Work to complete: Set down each entry exactly as given; pictures should not appear in the copy.

Dataset excerpts:
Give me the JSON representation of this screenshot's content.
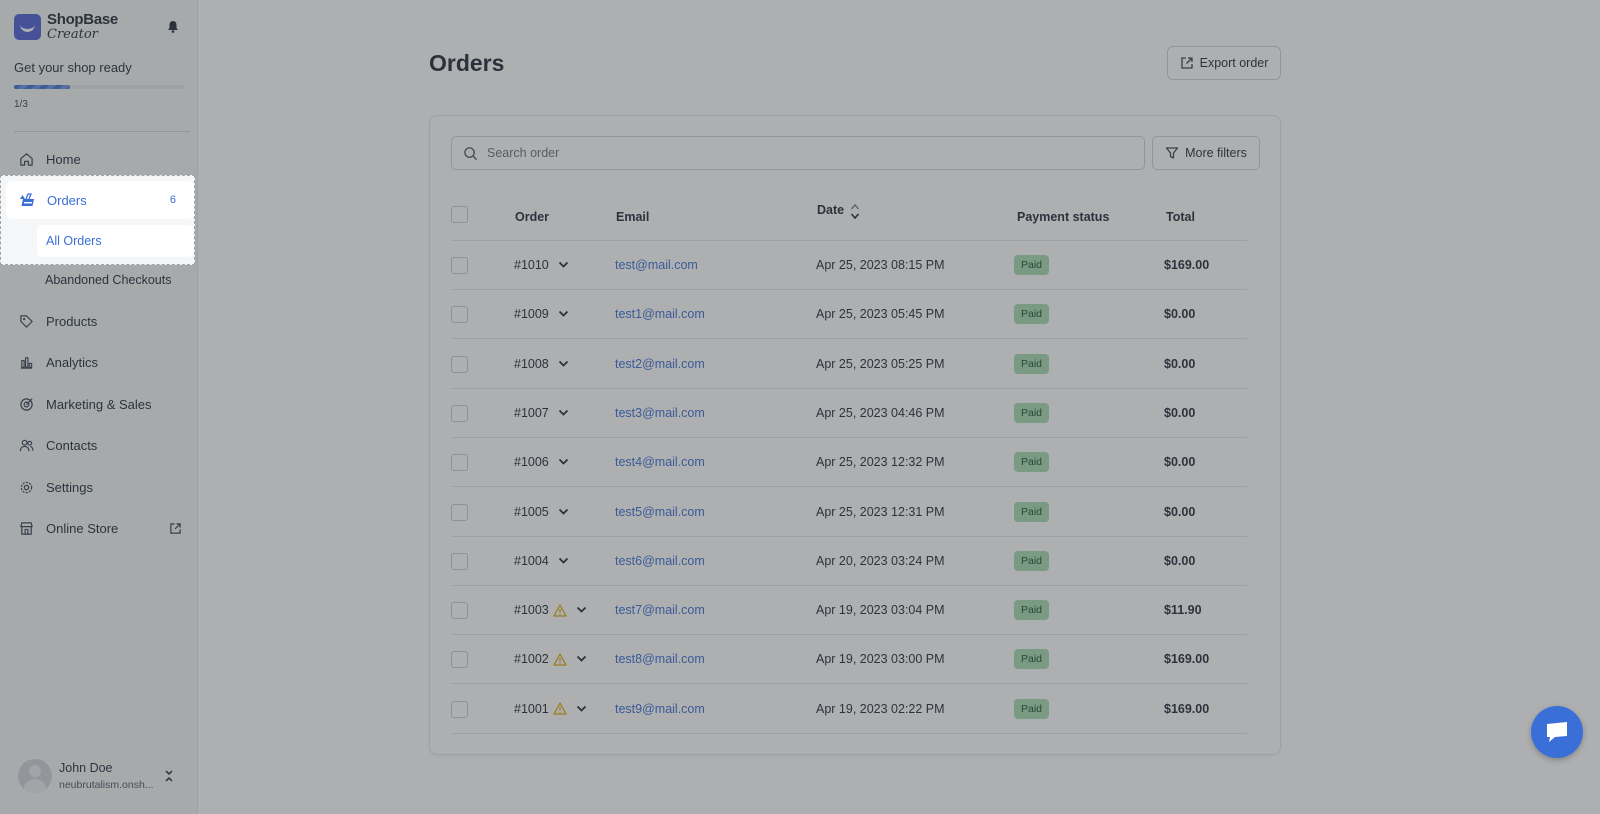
{
  "brand": {
    "name": "ShopBase",
    "sub": "Creator"
  },
  "setup": {
    "title": "Get your shop ready",
    "count": "1/3",
    "progress": 0.33
  },
  "nav": {
    "home": "Home",
    "orders": "Orders",
    "orders_badge": "6",
    "all_orders": "All Orders",
    "abandoned": "Abandoned Checkouts",
    "products": "Products",
    "analytics": "Analytics",
    "marketing": "Marketing & Sales",
    "contacts": "Contacts",
    "settings": "Settings",
    "online_store": "Online Store"
  },
  "user": {
    "name": "John Doe",
    "store": "neubrutalism.onsh..."
  },
  "page": {
    "title": "Orders",
    "export_label": "Export order"
  },
  "search": {
    "placeholder": "Search order",
    "value": "",
    "filters_label": "More filters"
  },
  "table": {
    "headers": {
      "order": "Order",
      "email": "Email",
      "date": "Date",
      "payment": "Payment status",
      "total": "Total"
    },
    "rows": [
      {
        "order": "#1010",
        "warn": false,
        "email": "test@mail.com",
        "date": "Apr 25, 2023 08:15 PM",
        "status": "Paid",
        "total": "$169.00"
      },
      {
        "order": "#1009",
        "warn": false,
        "email": "test1@mail.com",
        "date": "Apr 25, 2023 05:45 PM",
        "status": "Paid",
        "total": "$0.00"
      },
      {
        "order": "#1008",
        "warn": false,
        "email": "test2@mail.com",
        "date": "Apr 25, 2023 05:25 PM",
        "status": "Paid",
        "total": "$0.00"
      },
      {
        "order": "#1007",
        "warn": false,
        "email": "test3@mail.com",
        "date": "Apr 25, 2023 04:46 PM",
        "status": "Paid",
        "total": "$0.00"
      },
      {
        "order": "#1006",
        "warn": false,
        "email": "test4@mail.com",
        "date": "Apr 25, 2023 12:32 PM",
        "status": "Paid",
        "total": "$0.00"
      },
      {
        "order": "#1005",
        "warn": false,
        "email": "test5@mail.com",
        "date": "Apr 25, 2023 12:31 PM",
        "status": "Paid",
        "total": "$0.00"
      },
      {
        "order": "#1004",
        "warn": false,
        "email": "test6@mail.com",
        "date": "Apr 20, 2023 03:24 PM",
        "status": "Paid",
        "total": "$0.00"
      },
      {
        "order": "#1003",
        "warn": true,
        "email": "test7@mail.com",
        "date": "Apr 19, 2023 03:04 PM",
        "status": "Paid",
        "total": "$11.90"
      },
      {
        "order": "#1002",
        "warn": true,
        "email": "test8@mail.com",
        "date": "Apr 19, 2023 03:00 PM",
        "status": "Paid",
        "total": "$169.00"
      },
      {
        "order": "#1001",
        "warn": true,
        "email": "test9@mail.com",
        "date": "Apr 19, 2023 02:22 PM",
        "status": "Paid",
        "total": "$169.00"
      }
    ]
  },
  "colors": {
    "accent": "#3b6fd8",
    "paid_badge": "#a7dbb4",
    "warning": "#e0a800",
    "brand": "#4f5fd6"
  }
}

Result for this task:
Give me the JSON representation of this screenshot's content.
{
  "brand": {
    "name": "ShopBase",
    "sub": "Creator"
  },
  "setup": {
    "title": "Get your shop ready",
    "count": "1/3",
    "progress": 0.33
  },
  "nav": {
    "home": "Home",
    "orders": "Orders",
    "orders_badge": "6",
    "all_orders": "All Orders",
    "abandoned": "Abandoned Checkouts",
    "products": "Products",
    "analytics": "Analytics",
    "marketing": "Marketing & Sales",
    "contacts": "Contacts",
    "settings": "Settings",
    "online_store": "Online Store"
  },
  "user": {
    "name": "John Doe",
    "store": "neubrutalism.onsh..."
  },
  "page": {
    "title": "Orders",
    "export_label": "Export order"
  },
  "search": {
    "placeholder": "Search order",
    "value": "",
    "filters_label": "More filters"
  },
  "table": {
    "headers": {
      "order": "Order",
      "email": "Email",
      "date": "Date",
      "payment": "Payment status",
      "total": "Total"
    },
    "rows": [
      {
        "order": "#1010",
        "warn": false,
        "email": "test@mail.com",
        "date": "Apr 25, 2023 08:15 PM",
        "status": "Paid",
        "total": "$169.00"
      },
      {
        "order": "#1009",
        "warn": false,
        "email": "test1@mail.com",
        "date": "Apr 25, 2023 05:45 PM",
        "status": "Paid",
        "total": "$0.00"
      },
      {
        "order": "#1008",
        "warn": false,
        "email": "test2@mail.com",
        "date": "Apr 25, 2023 05:25 PM",
        "status": "Paid",
        "total": "$0.00"
      },
      {
        "order": "#1007",
        "warn": false,
        "email": "test3@mail.com",
        "date": "Apr 25, 2023 04:46 PM",
        "status": "Paid",
        "total": "$0.00"
      },
      {
        "order": "#1006",
        "warn": false,
        "email": "test4@mail.com",
        "date": "Apr 25, 2023 12:32 PM",
        "status": "Paid",
        "total": "$0.00"
      },
      {
        "order": "#1005",
        "warn": false,
        "email": "test5@mail.com",
        "date": "Apr 25, 2023 12:31 PM",
        "status": "Paid",
        "total": "$0.00"
      },
      {
        "order": "#1004",
        "warn": false,
        "email": "test6@mail.com",
        "date": "Apr 20, 2023 03:24 PM",
        "status": "Paid",
        "total": "$0.00"
      },
      {
        "order": "#1003",
        "warn": true,
        "email": "test7@mail.com",
        "date": "Apr 19, 2023 03:04 PM",
        "status": "Paid",
        "total": "$11.90"
      },
      {
        "order": "#1002",
        "warn": true,
        "email": "test8@mail.com",
        "date": "Apr 19, 2023 03:00 PM",
        "status": "Paid",
        "total": "$169.00"
      },
      {
        "order": "#1001",
        "warn": true,
        "email": "test9@mail.com",
        "date": "Apr 19, 2023 02:22 PM",
        "status": "Paid",
        "total": "$169.00"
      }
    ]
  },
  "colors": {
    "accent": "#3b6fd8",
    "paid_badge": "#a7dbb4",
    "warning": "#e0a800",
    "brand": "#4f5fd6"
  }
}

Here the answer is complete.